> _Problem statement_: Copy out each line exactly; pictures stay out of the copy.

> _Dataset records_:
-- begin --

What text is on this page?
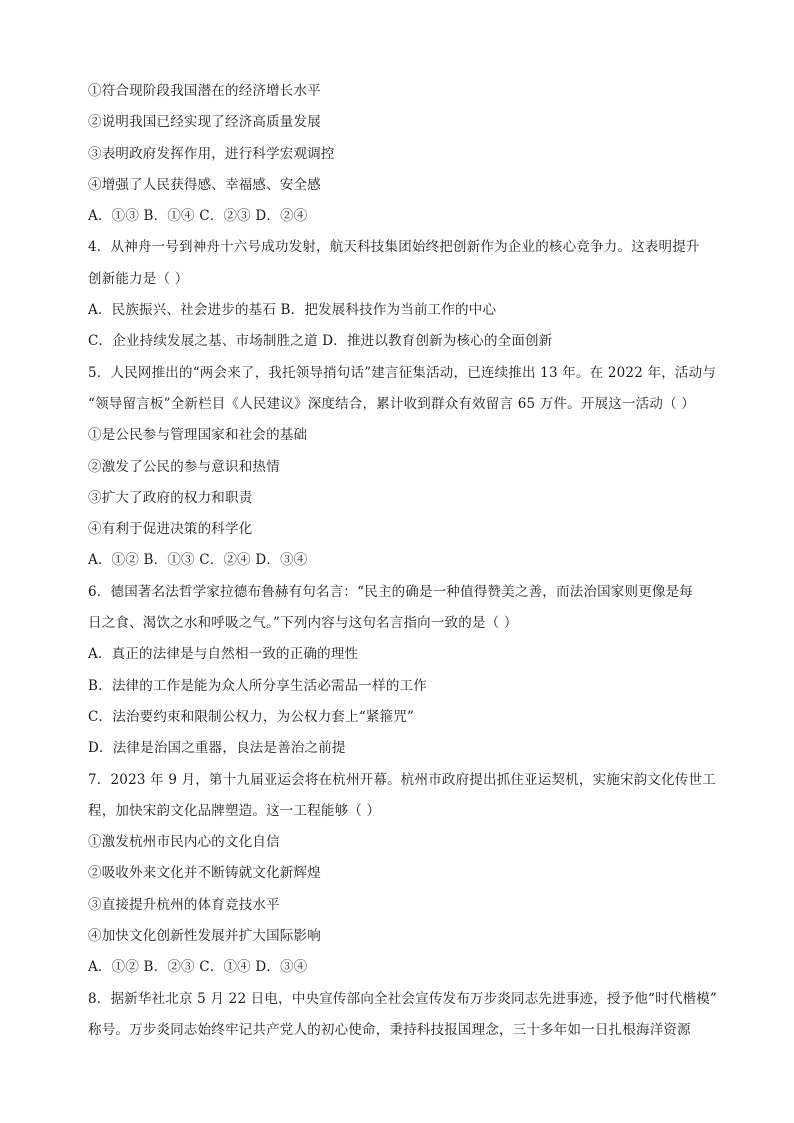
①符合现阶段我国潜在的经济增长水平
②说明我国已经实现了经济高质量发展
③表明政府发挥作用，进行科学宏观调控
④增强了人民获得感、幸福感、安全感
A．①③ B．①④ C．②③ D．②④
4．从神舟一号到神舟十六号成功发射，航天科技集团始终把创新作为企业的核心竞争力。这表明提升
创新能力是（ ）
A．民族振兴、社会进步的基石 B．把发展科技作为当前工作的中心
C．企业持续发展之基、市场制胜之道 D．推进以教育创新为核心的全面创新
5．人民网推出的“两会来了，我托领导捎句话”建言征集活动，已连续推出 13 年。在 2022 年，活动与
“领导留言板”全新栏目《人民建议》深度结合，累计收到群众有效留言 65 万件。开展这一活动（ ）
①是公民参与管理国家和社会的基础
②激发了公民的参与意识和热情
③扩大了政府的权力和职责
④有利于促进决策的科学化
A．①② B．①③ C．②④ D．③④
6．德国著名法哲学家拉德布鲁赫有句名言：“民主的确是一种值得赞美之善，而法治国家则更像是每
日之食、渴饮之水和呼吸之气。”下列内容与这句名言指向一致的是（ ）
A．真正的法律是与自然相一致的正确的理性
B．法律的工作是能为众人所分享生活必需品一样的工作
C．法治要约束和限制公权力，为公权力套上“紧箍咒”
D．法律是治国之重器，良法是善治之前提
7．2023 年 9 月，第十九届亚运会将在杭州开幕。杭州市政府提出抓住亚运契机，实施宋韵文化传世工
程，加快宋韵文化品牌塑造。这一工程能够（ ）
①激发杭州市民内心的文化自信
②吸收外来文化并不断铸就文化新辉煌
③直接提升杭州的体育竞技水平
④加快文化创新性发展并扩大国际影响
A．①② B．②③ C．①④ D．③④
8．据新华社北京 5 月 22 日电，中央宣传部向全社会宣传发布万步炎同志先进事迹，授予他“时代楷模”
称号。万步炎同志始终牢记共产党人的初心使命，秉持科技报国理念，三十多年如一日扎根海洋资源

-- end --

> _The result_:
What text is on this page?
①符合现阶段我国潜在的经济增长水平
②说明我国已经实现了经济高质量发展
③表明政府发挥作用，进行科学宏观调控
④增强了人民获得感、幸福感、安全感
A．①③ B．①④ C．②③ D．②④
4．从神舟一号到神舟十六号成功发射，航天科技集团始终把创新作为企业的核心竞争力。这表明提升
创新能力是（ ）
A．民族振兴、社会进步的基石 B．把发展科技作为当前工作的中心
C．企业持续发展之基、市场制胜之道 D．推进以教育创新为核心的全面创新
5．人民网推出的“两会来了，我托领导捎句话”建言征集活动，已连续推出 13 年。在 2022 年，活动与
“领导留言板”全新栏目《人民建议》深度结合，累计收到群众有效留言 65 万件。开展这一活动（ ）
①是公民参与管理国家和社会的基础
②激发了公民的参与意识和热情
③扩大了政府的权力和职责
④有利于促进决策的科学化
A．①② B．①③ C．②④ D．③④
6．德国著名法哲学家拉德布鲁赫有句名言：“民主的确是一种值得赞美之善，而法治国家则更像是每
日之食、渴饮之水和呼吸之气。”下列内容与这句名言指向一致的是（ ）
A．真正的法律是与自然相一致的正确的理性
B．法律的工作是能为众人所分享生活必需品一样的工作
C．法治要约束和限制公权力，为公权力套上“紧箍咒”
D．法律是治国之重器，良法是善治之前提
7．2023 年 9 月，第十九届亚运会将在杭州开幕。杭州市政府提出抓住亚运契机，实施宋韵文化传世工
程，加快宋韵文化品牌塑造。这一工程能够（ ）
①激发杭州市民内心的文化自信
②吸收外来文化并不断铸就文化新辉煌
③直接提升杭州的体育竞技水平
④加快文化创新性发展并扩大国际影响
A．①② B．②③ C．①④ D．③④
8．据新华社北京 5 月 22 日电，中央宣传部向全社会宣传发布万步炎同志先进事迹，授予他“时代楷模”
称号。万步炎同志始终牢记共产党人的初心使命，秉持科技报国理念，三十多年如一日扎根海洋资源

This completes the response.